══ Fragment tekstu ══

Temat osobistej tragedii zrozpaczonej wdowy, która odczuwa pustkę po śmierci zmarłego męża i dopiero teraz przeżywa głębię uczucia, jakie ją z nim łączyło, Kieślowski splata z dramatem politycznym, związanym z kwestią skutecznej obrony robotnika (Artur Barciś), oskarżonego o zorganizowanie i przywództwo strajku w fabryce po wprowadzeniu stanu wojennego. Jego obrony podjął się adwokat Zyro, ale po jego śmierci pojawia się problem zastępstwa i w tym celu żona uwięzionego robotnika (Maria Pakulnis) odwiedza Urszulę Zyro. Wybór pada na starego, doświadczonego adwokata, Labradora (Aleksander Bardini), który od lat z premedytacją unika udziału w procesach politycznych, zdając sobie sprawę z bezskuteczności obrony. Tym razem jednak – po namyśle spowodowanym rychłym przejściem na emeryturę – postanawia podjąć to trudne wyzwanie, tym bardziej zobowiązujące, że Antoni Zyro pod jego opieką odbywał aplikację adwokacką. Przyjęta przez Labradora, doświadczonego weterana sądowych batalii, strategia obronna, pełna prawniczych kruczków opartych również na konieczności pójścia na kompromis, budzi zdecydowany opór zbuntowanego robotnika, który powołując się na etyczne ideały głoszone przez mecenasa Zyro, nie godzi się na zaproponowaną przez Labradora linię skutecznej, ale skażonej pewnym oportunizmem obrony w postaci poręczenia koncesjonowanych związków zawodowych i w zamian decyduje się na podjęcie straceńczej głodówki. Spór starego adwokata z młodym więźniem, w którym stawką jest jego wolność, ale uzyskana za cenę ugody i ustępstwa z nieprzejednanego stanowiska niezłomnego buntu to konfrontacja dwóch trwałych wzorów zachowań wobec wroga w polskim kanonie narodowym: pozytywistycznego pragmatyzmu, który nad straceńczą i beznadziejną walkę przedkłada konstruktywną wolę życia, i autodestrukcyjnej postawy romantycznego idealizmu, wiernej aż do samozagłady arcypolskim wartościom „Boga, honoru i ojczyzny”. Kieślowski ukazuje ten dylemat z bolesną, gorzką szczerością i wyciąga wniosek z postawy polskiego społeczeństwa, które nie podjęło walki z opresorami i nie stanęło do ogólnonarodowego powstania. „… stan wojenny był klęską wszystkich, wszyscy go przegrali, nikt nie wygrał. W stanie wojennym wszyscy opuściliśmy głowy” – konstatuje Kieślowski w autobiografii.

═══
══ Dostarczone dane ══

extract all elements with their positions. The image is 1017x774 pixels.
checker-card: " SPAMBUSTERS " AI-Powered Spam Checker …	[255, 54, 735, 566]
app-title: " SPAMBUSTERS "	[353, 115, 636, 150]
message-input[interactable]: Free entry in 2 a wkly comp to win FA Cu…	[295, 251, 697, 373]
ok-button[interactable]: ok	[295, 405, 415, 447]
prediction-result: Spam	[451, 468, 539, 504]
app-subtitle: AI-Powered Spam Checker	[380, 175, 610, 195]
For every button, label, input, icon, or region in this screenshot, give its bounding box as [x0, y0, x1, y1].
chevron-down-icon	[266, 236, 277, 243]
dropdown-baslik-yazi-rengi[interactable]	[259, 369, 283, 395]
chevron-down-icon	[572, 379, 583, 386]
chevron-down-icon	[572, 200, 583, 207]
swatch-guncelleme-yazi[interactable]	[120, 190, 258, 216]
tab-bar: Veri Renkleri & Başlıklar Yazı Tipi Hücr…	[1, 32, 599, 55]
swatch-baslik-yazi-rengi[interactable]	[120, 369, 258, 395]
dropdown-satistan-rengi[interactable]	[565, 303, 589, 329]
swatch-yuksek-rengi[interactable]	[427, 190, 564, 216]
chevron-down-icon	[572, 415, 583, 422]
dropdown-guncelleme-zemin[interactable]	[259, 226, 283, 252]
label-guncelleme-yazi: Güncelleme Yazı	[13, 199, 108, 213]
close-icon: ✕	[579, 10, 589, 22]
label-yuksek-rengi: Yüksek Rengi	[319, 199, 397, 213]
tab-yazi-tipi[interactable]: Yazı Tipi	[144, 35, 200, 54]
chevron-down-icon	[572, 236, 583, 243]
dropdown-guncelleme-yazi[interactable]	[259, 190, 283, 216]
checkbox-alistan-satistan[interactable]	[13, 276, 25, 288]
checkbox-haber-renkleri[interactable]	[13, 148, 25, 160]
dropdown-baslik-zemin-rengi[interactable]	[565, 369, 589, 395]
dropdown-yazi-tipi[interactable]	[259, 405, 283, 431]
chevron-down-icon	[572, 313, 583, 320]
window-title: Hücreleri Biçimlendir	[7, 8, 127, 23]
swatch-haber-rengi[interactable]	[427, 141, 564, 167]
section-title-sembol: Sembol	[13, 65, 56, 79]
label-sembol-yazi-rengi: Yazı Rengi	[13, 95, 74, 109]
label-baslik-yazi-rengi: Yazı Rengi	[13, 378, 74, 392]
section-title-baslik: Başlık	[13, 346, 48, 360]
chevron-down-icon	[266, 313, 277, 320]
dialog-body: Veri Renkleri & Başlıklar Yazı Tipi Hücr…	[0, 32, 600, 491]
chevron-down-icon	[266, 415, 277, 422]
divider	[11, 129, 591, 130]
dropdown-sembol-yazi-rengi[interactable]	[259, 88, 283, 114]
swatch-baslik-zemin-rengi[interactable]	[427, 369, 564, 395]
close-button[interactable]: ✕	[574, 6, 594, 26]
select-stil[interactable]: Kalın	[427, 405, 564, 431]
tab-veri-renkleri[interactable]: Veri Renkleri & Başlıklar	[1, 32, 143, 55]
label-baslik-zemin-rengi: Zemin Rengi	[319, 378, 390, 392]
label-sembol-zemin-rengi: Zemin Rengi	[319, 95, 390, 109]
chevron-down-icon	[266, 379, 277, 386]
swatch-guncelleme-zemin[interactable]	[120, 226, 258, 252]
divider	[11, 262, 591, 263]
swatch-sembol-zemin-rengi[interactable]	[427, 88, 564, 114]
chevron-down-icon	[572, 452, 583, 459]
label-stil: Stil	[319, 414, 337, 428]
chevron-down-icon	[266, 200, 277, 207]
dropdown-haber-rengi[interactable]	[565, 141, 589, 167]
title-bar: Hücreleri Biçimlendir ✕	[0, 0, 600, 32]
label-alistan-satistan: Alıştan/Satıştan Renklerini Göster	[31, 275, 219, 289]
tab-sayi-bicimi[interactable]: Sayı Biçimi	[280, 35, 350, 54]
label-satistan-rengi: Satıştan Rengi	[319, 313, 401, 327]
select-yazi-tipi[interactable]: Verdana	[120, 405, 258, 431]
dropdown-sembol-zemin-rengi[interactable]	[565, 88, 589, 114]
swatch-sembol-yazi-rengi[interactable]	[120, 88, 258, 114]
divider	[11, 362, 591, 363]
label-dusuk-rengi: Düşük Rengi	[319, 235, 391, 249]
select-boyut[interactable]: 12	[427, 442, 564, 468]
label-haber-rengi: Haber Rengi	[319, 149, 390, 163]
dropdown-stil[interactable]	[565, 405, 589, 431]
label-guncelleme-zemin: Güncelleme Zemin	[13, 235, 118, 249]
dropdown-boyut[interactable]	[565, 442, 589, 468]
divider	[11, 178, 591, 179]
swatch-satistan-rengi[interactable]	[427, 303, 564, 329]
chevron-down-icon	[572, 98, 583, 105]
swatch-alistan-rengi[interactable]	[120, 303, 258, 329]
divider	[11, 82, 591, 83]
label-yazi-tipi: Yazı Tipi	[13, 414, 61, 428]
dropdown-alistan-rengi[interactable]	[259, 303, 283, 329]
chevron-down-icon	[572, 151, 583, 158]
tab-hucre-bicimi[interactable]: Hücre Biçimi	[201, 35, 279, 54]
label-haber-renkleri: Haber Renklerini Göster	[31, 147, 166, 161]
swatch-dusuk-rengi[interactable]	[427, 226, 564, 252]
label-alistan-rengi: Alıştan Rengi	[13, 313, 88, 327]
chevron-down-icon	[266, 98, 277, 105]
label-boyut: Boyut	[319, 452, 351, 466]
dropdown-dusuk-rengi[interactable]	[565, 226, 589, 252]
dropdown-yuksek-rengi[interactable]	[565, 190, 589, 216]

═══
══ Dostarczone dane ══

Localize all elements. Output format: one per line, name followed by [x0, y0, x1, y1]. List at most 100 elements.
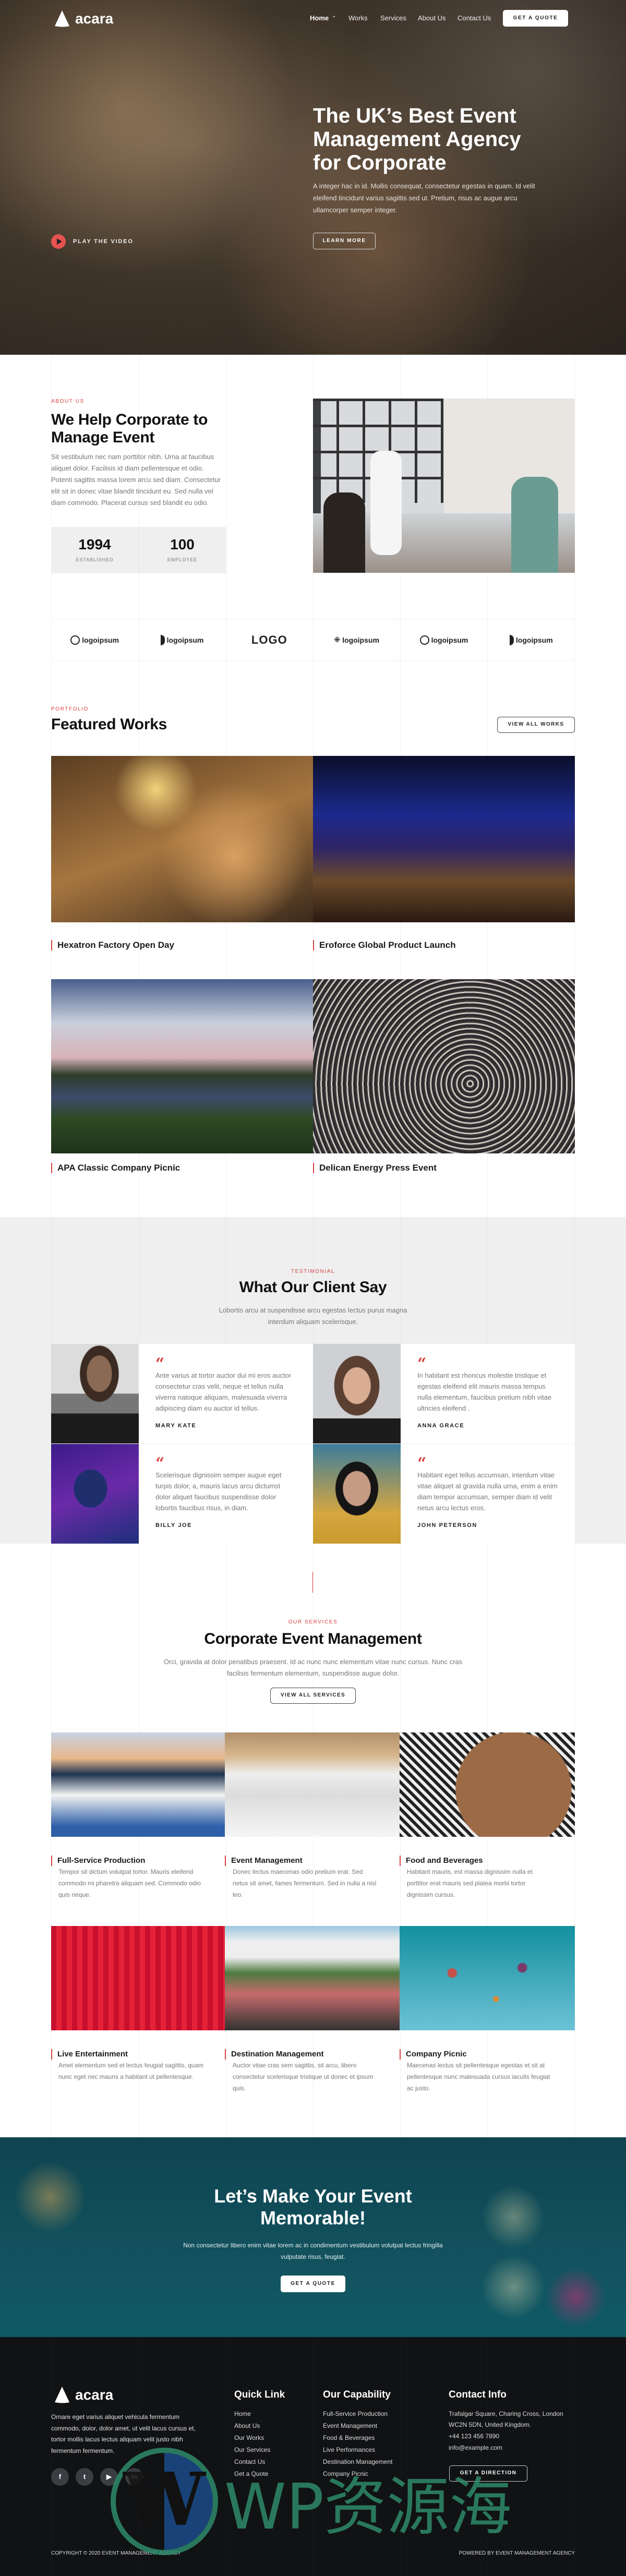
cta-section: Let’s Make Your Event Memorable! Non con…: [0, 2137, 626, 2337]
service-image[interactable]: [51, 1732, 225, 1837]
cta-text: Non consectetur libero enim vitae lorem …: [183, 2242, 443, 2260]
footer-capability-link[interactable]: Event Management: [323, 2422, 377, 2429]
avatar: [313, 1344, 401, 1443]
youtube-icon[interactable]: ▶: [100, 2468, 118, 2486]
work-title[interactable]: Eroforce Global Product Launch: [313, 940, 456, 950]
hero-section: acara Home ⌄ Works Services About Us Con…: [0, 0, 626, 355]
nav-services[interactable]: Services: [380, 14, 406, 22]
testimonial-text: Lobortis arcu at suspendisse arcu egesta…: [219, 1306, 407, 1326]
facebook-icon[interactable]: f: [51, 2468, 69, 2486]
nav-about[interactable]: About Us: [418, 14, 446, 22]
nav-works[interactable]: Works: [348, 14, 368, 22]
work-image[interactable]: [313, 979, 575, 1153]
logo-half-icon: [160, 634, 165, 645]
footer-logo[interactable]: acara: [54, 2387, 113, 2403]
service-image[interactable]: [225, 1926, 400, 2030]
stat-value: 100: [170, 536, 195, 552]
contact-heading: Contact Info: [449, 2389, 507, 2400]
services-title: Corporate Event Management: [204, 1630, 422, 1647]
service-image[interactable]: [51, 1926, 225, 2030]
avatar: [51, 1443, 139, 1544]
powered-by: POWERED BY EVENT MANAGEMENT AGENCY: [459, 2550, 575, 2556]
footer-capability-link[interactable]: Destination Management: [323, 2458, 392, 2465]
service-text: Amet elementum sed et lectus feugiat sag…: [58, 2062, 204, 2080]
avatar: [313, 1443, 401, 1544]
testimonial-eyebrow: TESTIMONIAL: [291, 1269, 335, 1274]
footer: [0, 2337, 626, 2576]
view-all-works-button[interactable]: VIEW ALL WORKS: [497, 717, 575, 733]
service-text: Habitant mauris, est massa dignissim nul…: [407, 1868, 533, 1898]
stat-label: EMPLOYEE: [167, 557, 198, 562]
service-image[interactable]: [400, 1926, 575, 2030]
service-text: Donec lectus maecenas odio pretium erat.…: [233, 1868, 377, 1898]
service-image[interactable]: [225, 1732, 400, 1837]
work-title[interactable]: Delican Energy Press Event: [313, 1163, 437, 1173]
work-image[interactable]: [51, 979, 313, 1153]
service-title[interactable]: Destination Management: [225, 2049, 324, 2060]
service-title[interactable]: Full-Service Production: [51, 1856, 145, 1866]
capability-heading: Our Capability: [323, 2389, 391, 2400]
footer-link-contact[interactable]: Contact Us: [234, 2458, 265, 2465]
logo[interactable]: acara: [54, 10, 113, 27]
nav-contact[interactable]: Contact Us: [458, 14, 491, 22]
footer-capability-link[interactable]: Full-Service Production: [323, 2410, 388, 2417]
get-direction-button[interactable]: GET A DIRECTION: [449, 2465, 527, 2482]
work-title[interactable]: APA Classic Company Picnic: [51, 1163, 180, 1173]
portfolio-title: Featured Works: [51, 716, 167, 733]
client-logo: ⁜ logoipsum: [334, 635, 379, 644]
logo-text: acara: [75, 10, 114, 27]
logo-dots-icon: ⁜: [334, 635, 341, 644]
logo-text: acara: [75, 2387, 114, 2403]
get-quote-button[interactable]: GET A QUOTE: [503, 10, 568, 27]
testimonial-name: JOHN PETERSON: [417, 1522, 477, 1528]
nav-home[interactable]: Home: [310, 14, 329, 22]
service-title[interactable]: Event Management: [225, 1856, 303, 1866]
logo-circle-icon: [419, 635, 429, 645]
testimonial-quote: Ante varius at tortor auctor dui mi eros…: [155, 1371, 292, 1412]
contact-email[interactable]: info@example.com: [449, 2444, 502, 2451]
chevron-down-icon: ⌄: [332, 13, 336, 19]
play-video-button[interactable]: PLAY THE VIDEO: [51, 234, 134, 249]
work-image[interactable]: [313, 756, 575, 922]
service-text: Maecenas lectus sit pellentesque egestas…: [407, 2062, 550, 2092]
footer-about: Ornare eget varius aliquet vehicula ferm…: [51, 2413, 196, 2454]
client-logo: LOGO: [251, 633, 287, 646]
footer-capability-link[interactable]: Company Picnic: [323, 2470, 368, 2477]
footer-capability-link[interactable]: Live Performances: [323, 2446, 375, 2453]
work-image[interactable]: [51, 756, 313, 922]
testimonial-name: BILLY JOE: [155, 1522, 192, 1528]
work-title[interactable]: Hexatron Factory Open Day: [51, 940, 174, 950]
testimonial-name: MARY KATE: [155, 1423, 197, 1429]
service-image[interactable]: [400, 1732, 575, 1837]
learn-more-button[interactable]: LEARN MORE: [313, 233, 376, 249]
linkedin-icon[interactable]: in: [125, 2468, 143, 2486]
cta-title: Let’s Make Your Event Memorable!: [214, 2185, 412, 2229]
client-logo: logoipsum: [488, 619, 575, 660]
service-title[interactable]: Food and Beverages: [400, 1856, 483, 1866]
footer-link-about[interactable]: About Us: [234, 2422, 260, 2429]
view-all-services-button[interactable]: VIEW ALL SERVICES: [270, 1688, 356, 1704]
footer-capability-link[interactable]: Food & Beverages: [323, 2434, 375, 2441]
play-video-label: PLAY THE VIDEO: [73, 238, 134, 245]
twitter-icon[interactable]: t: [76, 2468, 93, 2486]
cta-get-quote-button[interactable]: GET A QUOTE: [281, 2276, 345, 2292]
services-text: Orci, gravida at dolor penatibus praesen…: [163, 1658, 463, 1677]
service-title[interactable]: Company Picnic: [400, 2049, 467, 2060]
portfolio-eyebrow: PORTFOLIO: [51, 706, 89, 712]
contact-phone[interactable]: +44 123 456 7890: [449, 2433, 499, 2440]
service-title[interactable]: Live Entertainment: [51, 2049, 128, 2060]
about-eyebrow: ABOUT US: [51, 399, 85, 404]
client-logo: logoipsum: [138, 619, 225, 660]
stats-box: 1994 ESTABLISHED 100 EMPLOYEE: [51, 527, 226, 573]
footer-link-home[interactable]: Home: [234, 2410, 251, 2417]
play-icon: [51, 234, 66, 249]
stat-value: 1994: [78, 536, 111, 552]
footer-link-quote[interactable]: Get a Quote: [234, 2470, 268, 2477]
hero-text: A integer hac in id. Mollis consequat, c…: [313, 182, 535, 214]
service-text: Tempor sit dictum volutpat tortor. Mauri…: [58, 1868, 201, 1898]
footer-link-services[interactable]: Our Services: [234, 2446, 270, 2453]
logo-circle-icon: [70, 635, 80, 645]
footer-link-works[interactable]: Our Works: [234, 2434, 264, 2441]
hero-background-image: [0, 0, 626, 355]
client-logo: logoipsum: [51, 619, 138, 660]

═══

### [Zadania]
- 1) Jacy aktorzy są wymienieni w nawiasach we fragmencie o filmie Kieślowskiego? Podaj wszystkich.
- 2) Pociągnij dalej fragment o filmie Kieślowskiego od miejsca, w którym się kończy.

### [Odpowiedzi]
- 1) Artur Barciś, Maria Pakulnis, Aleksander Bardini

- 2)
W „Bez końca” reżyser przedstawia całe spektrum postaw moralno-społecznych i politycznych wobec stanu wojennego: od buntu połączonego z konspiracją i jej obyczajowym folklorem (m.in. songi Jacka Kaczmarskiego), poprzez cynizm karierowicza, jakim jest aplikant Labradora (Michał Bajor), lojalizm wobec władzy (teść przywódcy strajku), emigracyjny eskapizm (Tomek, przyjaciel adwokata Zyro, w tej roli Marek Kondrat), uleganie irracjonalnym odruchom i nastrojom, na których żerują hochsztaplerzy (hipnotyzer Tadeusza Bradeckiego), aż po polityczny indyferentyzm, połączony z sympatią dla opozycji (Labrador i Urszula). Kieślowski nie osądza i nie ocenia, tylko okiem obiektywnego obserwatora rejestruje i pokazuje panoramę polskiego życia w 1982 roku, zatrzymując się na jego najbardziej charakterystycznych przejawach.

Mimo sugestywnej kreacji Grażyny Szapołowskiej przeżywany przez nią dramat opłakiwania zmarłego męża wydaje się najmniej wiarygodny i może budzić zastrzeżenia wobec motywacji jej rozpaczliwych zachowań. Nie dowierzamy jej uczuciom, kiedy zdradza pamięć męża w scenie desperackiego erotyzmu z przygodnym kochankiem, i o wiele trudniej akceptujemy końcową scenę samobójstwa matki kochanego syna, choć ten finalny akt znakomicie podkreśla fatalistyczną aurę filmu.

Niezależnie jednak od krytycznej oceny „Bez końca”, który w podzielonym społeczeństwie spotkał się z dezaprobatą głównych stron konfliktu – władzy, nie bez lekkiej ironii sportretowanej opozycji i Kościoła ze względu na akt samobójczy głównej bohaterki – a także był samokrytycznie oceniony przez samego autora ze względu na brak dramaturgicznej spójności głównych – metafizycznego, psychologicznego i politycznego – wątków, film ten stanowił jednak bardzo ważne i przejmujące świadectwo prawdy o stanie świadomości i uczuciach Polaków w jednym z przełomowych okresów historii Polski.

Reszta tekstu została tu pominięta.